• _What you are asked to do_
In the material below, find every line with "screenshot" and pull it out.
___
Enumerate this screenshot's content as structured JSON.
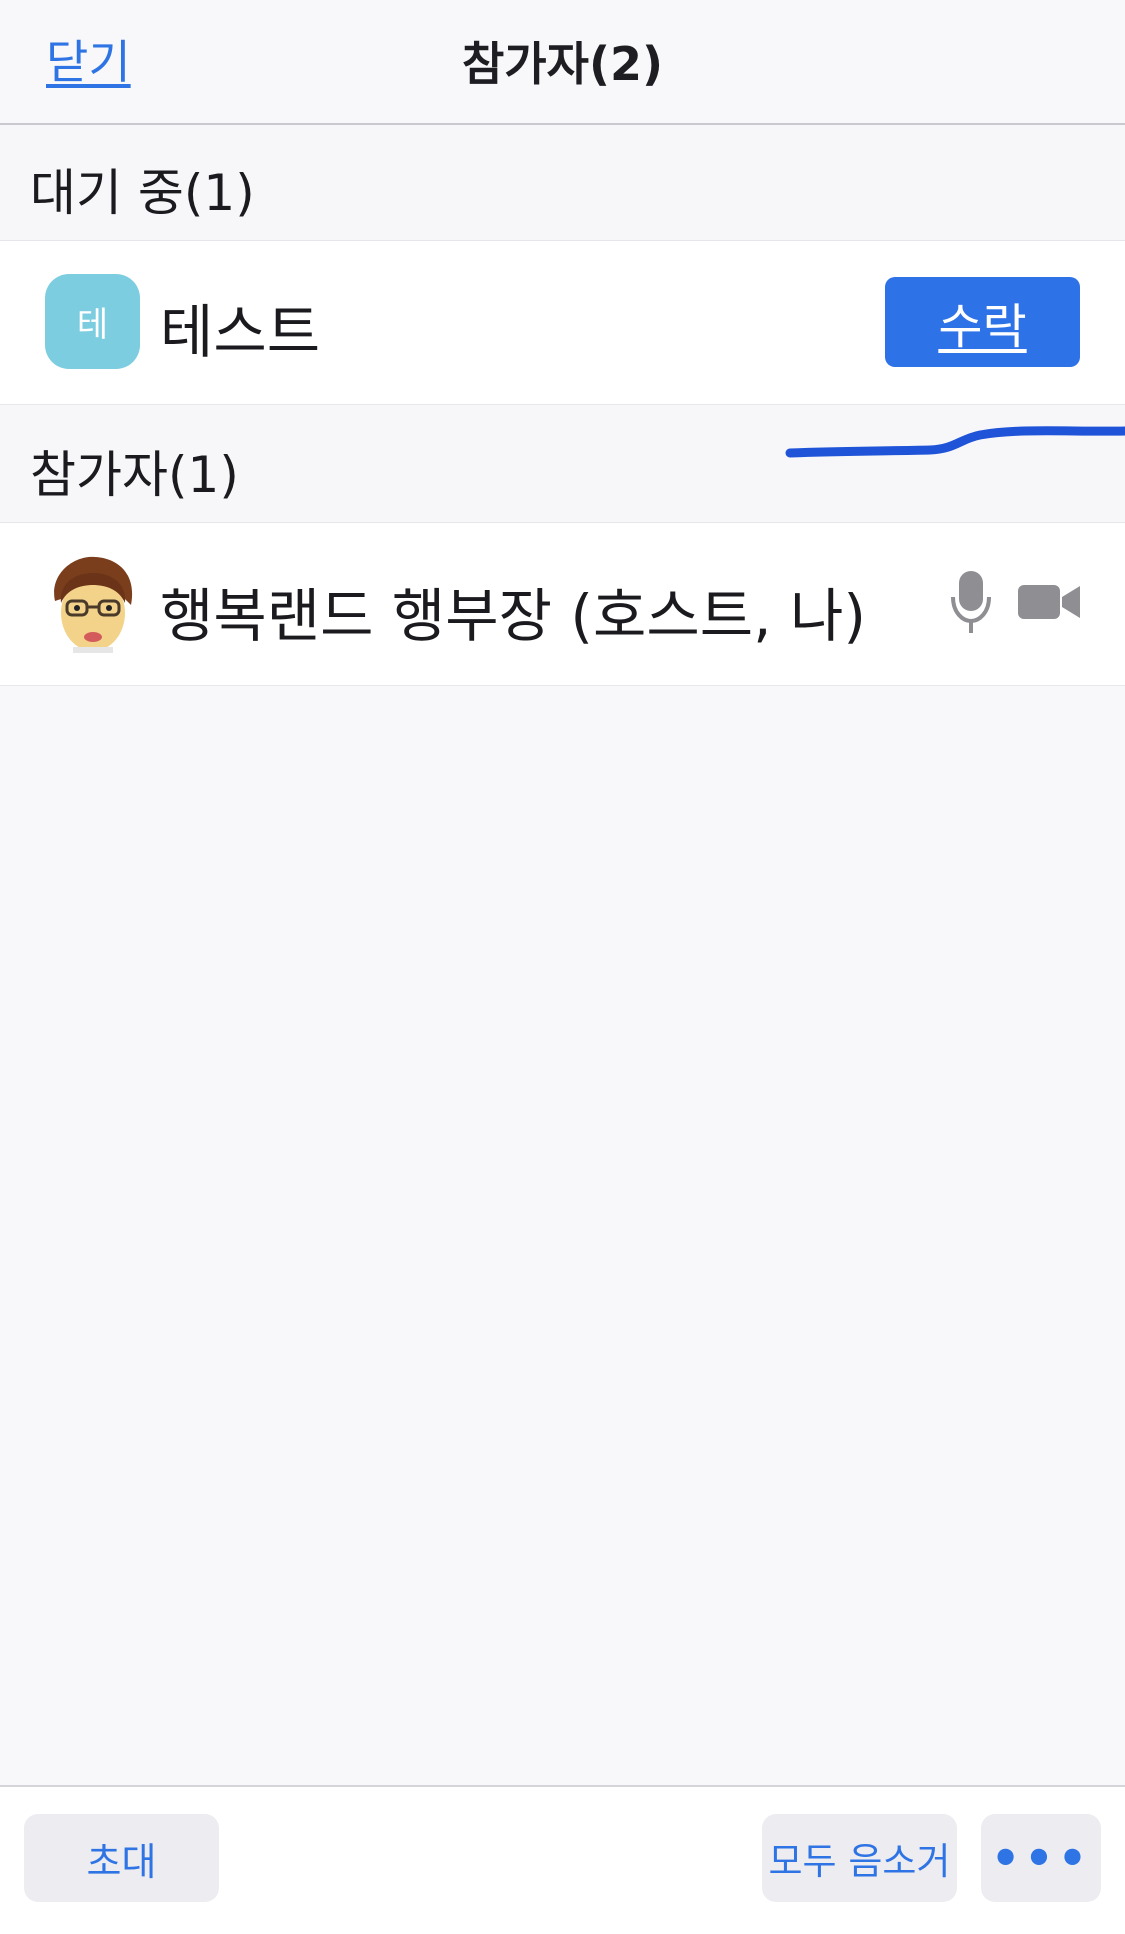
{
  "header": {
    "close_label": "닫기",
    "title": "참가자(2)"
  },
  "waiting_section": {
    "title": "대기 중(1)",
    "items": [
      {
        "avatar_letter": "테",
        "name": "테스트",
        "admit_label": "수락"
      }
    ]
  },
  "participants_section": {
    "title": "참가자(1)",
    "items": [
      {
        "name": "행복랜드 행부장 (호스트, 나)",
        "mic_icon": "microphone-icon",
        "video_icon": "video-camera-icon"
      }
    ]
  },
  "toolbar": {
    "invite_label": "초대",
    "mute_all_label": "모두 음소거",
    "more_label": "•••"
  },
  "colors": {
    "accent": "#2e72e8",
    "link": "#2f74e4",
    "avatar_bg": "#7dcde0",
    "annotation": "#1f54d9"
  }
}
___
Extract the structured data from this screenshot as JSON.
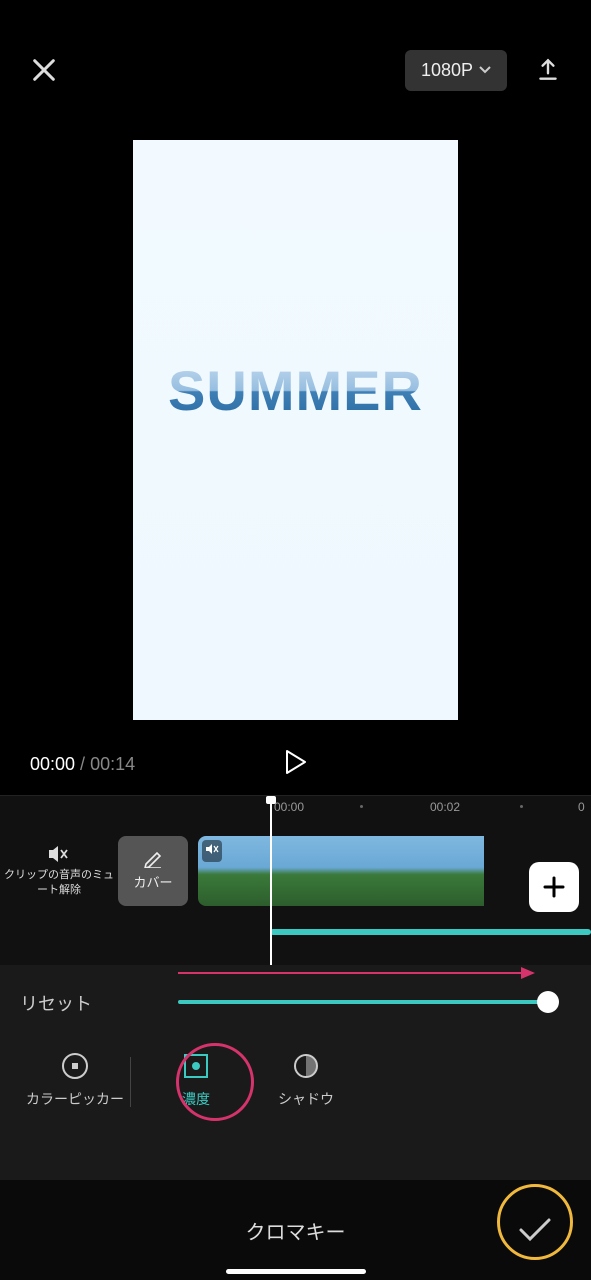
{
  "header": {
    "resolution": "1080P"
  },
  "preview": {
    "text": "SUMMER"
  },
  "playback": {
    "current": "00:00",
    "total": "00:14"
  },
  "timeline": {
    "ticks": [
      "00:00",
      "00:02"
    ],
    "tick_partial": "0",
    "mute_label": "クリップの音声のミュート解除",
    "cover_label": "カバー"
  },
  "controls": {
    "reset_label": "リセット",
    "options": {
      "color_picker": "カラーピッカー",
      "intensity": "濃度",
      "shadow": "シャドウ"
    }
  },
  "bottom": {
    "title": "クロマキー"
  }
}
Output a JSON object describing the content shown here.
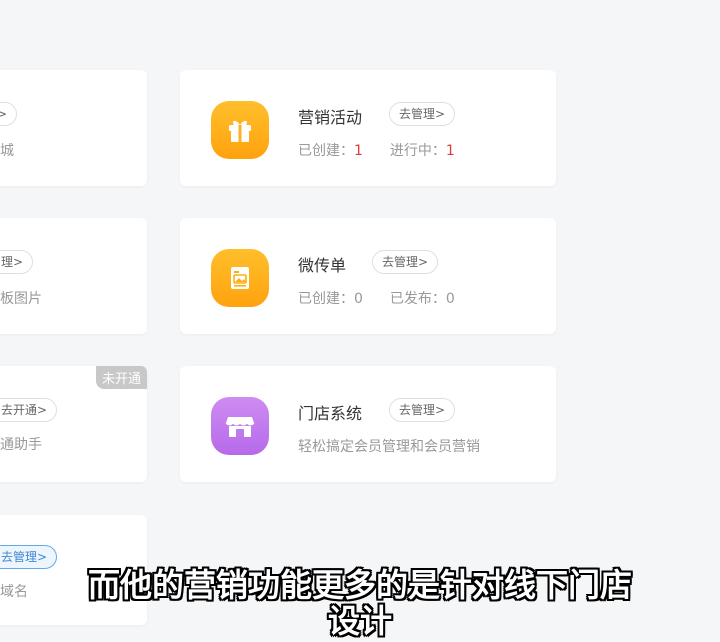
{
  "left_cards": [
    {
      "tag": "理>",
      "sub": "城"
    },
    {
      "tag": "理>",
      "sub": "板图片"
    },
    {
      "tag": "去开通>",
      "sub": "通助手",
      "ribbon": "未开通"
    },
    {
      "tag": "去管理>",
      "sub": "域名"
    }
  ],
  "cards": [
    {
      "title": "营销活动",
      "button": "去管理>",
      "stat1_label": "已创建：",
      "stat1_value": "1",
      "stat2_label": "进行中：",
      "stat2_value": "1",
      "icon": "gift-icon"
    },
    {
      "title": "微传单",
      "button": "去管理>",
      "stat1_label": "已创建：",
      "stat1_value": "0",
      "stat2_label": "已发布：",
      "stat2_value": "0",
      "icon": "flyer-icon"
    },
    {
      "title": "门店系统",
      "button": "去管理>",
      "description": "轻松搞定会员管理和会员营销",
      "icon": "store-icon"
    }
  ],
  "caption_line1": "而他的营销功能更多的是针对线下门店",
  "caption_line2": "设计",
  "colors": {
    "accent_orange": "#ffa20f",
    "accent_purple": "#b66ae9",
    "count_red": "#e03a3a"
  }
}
___
• _Right answer_
Enumerate this screenshot's content as structured JSON.
Extract the structured data from this screenshot as JSON.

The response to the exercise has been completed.